Plural Maghreb
Plural Maghreb is a book of critical essays written by Abdelkebir Khatibi first published in 1983. The book, containing six theoretical essays, presents and applies the concepts of other thought and double critique, addressing issues of language, translation, orientalism, knowledge, power, domination, and decolonization.
In his essays, Khatibi conceives of the Maghreb "as a horizon of thought" and a model for plurality, alterity, difference, and alternative thought, calling for a "radicalization of the margin." While each essay can work as a standalone piece, the six essays are united by the theme of a "plural Maghreb," presented by Khatibi as both a historical reality and a desire restrained by the dominance of both theological-nationalist authorities and Orientalist colonial forces.
Khatibi's thinking in Plural Maghreb is grounded in culture theory and philosophy of language, and it is influenced by the thinking of Jacques Derrida on deconstruction and alterity.
Essays
"Other Thought"

§ §

» Required action: Copy out the full passage on Plural Maghreb above, word for word and without omissions.

§ §

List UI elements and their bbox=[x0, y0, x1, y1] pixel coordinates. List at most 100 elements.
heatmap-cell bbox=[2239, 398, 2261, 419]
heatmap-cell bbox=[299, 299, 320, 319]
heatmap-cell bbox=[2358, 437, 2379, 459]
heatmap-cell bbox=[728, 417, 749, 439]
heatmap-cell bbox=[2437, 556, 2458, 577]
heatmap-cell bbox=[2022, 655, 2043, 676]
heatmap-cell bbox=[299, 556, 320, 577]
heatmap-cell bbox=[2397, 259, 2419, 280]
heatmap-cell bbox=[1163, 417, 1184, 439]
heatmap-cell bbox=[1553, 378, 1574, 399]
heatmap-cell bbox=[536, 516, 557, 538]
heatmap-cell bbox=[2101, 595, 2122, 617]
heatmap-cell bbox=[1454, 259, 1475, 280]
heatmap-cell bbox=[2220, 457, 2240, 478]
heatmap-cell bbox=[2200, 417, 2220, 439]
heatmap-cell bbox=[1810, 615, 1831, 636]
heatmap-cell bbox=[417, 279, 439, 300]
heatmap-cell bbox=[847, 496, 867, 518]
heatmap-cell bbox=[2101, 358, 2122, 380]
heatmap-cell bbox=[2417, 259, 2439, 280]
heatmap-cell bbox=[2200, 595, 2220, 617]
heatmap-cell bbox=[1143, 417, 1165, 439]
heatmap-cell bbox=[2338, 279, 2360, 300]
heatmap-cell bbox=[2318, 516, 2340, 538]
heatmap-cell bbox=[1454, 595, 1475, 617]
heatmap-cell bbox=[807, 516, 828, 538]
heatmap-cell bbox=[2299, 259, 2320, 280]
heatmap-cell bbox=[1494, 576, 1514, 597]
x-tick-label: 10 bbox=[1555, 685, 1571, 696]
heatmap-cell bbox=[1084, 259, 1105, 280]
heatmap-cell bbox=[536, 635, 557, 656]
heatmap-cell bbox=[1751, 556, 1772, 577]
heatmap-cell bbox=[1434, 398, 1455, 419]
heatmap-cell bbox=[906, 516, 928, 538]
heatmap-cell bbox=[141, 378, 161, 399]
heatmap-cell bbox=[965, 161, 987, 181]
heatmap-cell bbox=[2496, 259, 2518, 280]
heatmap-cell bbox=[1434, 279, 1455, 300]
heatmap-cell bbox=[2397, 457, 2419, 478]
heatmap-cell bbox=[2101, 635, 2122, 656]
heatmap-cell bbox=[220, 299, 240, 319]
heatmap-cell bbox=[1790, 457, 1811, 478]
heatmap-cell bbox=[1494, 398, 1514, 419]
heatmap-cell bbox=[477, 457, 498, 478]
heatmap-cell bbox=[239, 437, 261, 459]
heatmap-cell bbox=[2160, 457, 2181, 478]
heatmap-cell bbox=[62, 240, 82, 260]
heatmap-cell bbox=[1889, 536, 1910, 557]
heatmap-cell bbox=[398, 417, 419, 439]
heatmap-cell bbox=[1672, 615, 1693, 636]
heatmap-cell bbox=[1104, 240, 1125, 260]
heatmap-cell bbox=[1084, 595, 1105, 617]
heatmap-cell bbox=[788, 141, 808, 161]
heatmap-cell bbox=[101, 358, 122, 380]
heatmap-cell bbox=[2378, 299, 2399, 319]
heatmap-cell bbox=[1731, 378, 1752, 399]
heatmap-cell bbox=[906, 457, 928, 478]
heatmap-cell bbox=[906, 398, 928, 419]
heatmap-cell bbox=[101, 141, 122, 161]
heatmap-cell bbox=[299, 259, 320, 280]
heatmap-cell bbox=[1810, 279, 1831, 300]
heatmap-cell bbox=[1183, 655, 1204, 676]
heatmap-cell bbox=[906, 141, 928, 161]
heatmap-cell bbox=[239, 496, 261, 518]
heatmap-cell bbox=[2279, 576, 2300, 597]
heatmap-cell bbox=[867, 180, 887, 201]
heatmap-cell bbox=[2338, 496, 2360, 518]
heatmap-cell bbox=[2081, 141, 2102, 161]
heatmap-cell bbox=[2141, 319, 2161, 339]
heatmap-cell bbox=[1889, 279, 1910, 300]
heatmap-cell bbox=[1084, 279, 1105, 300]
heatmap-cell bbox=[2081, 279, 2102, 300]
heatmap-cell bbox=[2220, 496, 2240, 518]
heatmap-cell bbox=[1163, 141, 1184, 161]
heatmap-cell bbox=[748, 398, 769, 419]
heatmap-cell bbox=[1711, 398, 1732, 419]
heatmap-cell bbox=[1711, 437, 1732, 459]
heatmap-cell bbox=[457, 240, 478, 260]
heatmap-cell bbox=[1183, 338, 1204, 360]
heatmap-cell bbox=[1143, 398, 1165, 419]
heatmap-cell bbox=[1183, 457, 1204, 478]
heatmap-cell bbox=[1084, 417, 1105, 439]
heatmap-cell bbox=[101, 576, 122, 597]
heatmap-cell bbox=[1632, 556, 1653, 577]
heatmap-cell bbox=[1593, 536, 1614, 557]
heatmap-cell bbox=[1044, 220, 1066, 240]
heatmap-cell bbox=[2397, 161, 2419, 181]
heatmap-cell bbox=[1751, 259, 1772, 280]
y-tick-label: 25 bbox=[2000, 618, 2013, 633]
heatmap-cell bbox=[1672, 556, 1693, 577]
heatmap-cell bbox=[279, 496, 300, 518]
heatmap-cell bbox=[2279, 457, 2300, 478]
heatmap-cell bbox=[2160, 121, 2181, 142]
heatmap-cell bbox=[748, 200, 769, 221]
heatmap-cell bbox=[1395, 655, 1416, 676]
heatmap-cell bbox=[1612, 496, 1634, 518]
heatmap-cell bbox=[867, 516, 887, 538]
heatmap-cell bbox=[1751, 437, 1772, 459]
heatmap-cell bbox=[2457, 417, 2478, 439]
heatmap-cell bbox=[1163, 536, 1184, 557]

§ §

» Answer box:
Plural Maghreb
Plural Maghreb is a book of critical essays written by Abdelkebir Khatibi first published in 1983. The book, containing six theoretical essays, presents and applies the concepts of other thought and double critique, addressing issues of language, translation, orientalism, knowledge, power, domination, and decolonization.
In his essays, Khatibi conceives of the Maghreb "as a horizon of thought" and a model for plurality, alterity, difference, and alternative thought, calling for a "radicalization of the margin." While each essay can work as a standalone piece, the six essays are united by the theme of a "plural Maghreb," presented by Khatibi as both a historical reality and a desire restrained by the dominance of both theological-nationalist authorities and Orientalist colonial forces.
Khatibi's thinking in Plural Maghreb is grounded in culture theory and philosophy of language, and it is influenced by the thinking of Jacques Derrida on deconstruction and alterity.
Essays
"Other Thought"